**TASK DESCRIPTION:** Will you give every entry again exactly as it stands?

**ENTRIES SHOWN:**
________________________

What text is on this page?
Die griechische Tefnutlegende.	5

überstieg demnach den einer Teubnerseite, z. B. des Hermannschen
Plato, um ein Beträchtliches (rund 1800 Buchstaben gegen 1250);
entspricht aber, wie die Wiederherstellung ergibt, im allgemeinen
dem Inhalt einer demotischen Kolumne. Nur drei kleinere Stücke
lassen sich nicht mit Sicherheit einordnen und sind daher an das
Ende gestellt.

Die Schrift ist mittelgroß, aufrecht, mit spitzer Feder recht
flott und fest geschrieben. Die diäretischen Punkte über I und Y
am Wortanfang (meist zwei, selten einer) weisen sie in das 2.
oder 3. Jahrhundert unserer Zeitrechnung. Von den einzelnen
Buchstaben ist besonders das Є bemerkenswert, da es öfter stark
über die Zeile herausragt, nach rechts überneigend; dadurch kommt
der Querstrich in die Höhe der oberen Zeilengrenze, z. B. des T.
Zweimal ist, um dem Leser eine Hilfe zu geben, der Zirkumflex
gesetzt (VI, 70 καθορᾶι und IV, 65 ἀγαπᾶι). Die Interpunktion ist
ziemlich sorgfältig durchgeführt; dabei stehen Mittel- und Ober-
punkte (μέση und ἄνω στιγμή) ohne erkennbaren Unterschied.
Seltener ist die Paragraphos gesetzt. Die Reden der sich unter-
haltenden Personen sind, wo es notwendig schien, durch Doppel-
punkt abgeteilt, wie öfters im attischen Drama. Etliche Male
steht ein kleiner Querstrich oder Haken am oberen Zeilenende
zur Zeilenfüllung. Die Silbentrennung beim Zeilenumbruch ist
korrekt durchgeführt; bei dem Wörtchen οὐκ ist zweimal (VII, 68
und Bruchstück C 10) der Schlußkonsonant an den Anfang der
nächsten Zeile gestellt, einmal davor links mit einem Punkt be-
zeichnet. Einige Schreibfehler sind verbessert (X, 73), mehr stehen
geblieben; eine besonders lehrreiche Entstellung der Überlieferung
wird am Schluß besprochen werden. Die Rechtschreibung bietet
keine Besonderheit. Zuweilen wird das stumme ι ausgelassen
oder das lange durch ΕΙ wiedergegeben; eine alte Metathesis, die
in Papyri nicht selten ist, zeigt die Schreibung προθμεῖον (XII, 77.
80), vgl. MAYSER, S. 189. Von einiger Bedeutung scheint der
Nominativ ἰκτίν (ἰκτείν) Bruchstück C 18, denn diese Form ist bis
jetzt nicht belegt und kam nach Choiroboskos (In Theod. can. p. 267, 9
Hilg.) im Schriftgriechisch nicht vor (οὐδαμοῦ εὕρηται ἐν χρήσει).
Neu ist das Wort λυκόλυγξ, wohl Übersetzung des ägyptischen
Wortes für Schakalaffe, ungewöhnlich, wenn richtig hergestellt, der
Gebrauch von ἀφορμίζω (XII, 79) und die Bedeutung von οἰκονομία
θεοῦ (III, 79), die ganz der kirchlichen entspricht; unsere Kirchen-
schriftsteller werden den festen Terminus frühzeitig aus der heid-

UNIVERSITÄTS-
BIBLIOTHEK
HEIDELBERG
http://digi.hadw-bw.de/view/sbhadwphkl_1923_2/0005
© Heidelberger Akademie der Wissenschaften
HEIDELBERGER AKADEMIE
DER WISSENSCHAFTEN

________________________

**REPLY:**
What text is on this page?
Die griechische Tefnutlegende.	5

überstieg demnach den einer Teubnerseite, z. B. des Hermannschen
Plato, um ein Beträchtliches (rund 1800 Buchstaben gegen 1250);
entspricht aber, wie die Wiederherstellung ergibt, im allgemeinen
dem Inhalt einer demotischen Kolumne. Nur drei kleinere Stücke
lassen sich nicht mit Sicherheit einordnen und sind daher an das
Ende gestellt.

Die Schrift ist mittelgroß, aufrecht, mit spitzer Feder recht
flott und fest geschrieben. Die diäretischen Punkte über I und Y
am Wortanfang (meist zwei, selten einer) weisen sie in das 2.
oder 3. Jahrhundert unserer Zeitrechnung. Von den einzelnen
Buchstaben ist besonders das Є bemerkenswert, da es öfter stark
über die Zeile herausragt, nach rechts überneigend; dadurch kommt
der Querstrich in die Höhe der oberen Zeilengrenze, z. B. des T.
Zweimal ist, um dem Leser eine Hilfe zu geben, der Zirkumflex
gesetzt (VI, 70 καθορᾶι und IV, 65 ἀγαπᾶι). Die Interpunktion ist
ziemlich sorgfältig durchgeführt; dabei stehen Mittel- und Ober-
punkte (μέση und ἄνω στιγμή) ohne erkennbaren Unterschied.
Seltener ist die Paragraphos gesetzt. Die Reden der sich unter-
haltenden Personen sind, wo es notwendig schien, durch Doppel-
punkt abgeteilt, wie öfters im attischen Drama. Etliche Male
steht ein kleiner Querstrich oder Haken am oberen Zeilenende
zur Zeilenfüllung. Die Silbentrennung beim Zeilenumbruch ist
korrekt durchgeführt; bei dem Wörtchen οὐκ ist zweimal (VII, 68
und Bruchstück C 10) der Schlußkonsonant an den Anfang der
nächsten Zeile gestellt, einmal davor links mit einem Punkt be-
zeichnet. Einige Schreibfehler sind verbessert (X, 73), mehr stehen
geblieben; eine besonders lehrreiche Entstellung der Überlieferung
wird am Schluß besprochen werden. Die Rechtschreibung bietet
keine Besonderheit. Zuweilen wird das stumme ι ausgelassen
oder das lange durch ΕΙ wiedergegeben; eine alte Metathesis, die
in Papyri nicht selten ist, zeigt die Schreibung προθμεῖον (XII, 77.
80), vgl. MAYSER, S. 189. Von einiger Bedeutung scheint der
Nominativ ἰκτίν (ἰκτείν) Bruchstück C 18, denn diese Form ist bis
jetzt nicht belegt und kam nach Choiroboskos (In Theod. can. p. 267, 9
Hilg.) im Schriftgriechisch nicht vor (οὐδαμοῦ εὕρηται ἐν χρήσει).
Neu ist das Wort λυκόλυγξ, wohl Übersetzung des ägyptischen
Wortes für Schakalaffe, ungewöhnlich, wenn richtig hergestellt, der
Gebrauch von ἀφορμίζω (XII, 79) und die Bedeutung von οἰκονομία
θεοῦ (III, 79), die ganz der kirchlichen entspricht; unsere Kirchen-
schriftsteller werden den festen Terminus frühzeitig aus der heid-

UNIVERSITÄTS-
BIBLIOTHEK
HEIDELBERG
http://digi.hadw-bw.de/view/sbhadwphkl_1923_2/0005
© Heidelberger Akademie der Wissenschaften
HEIDELBERGER AKADEMIE
DER WISSENSCHAFTEN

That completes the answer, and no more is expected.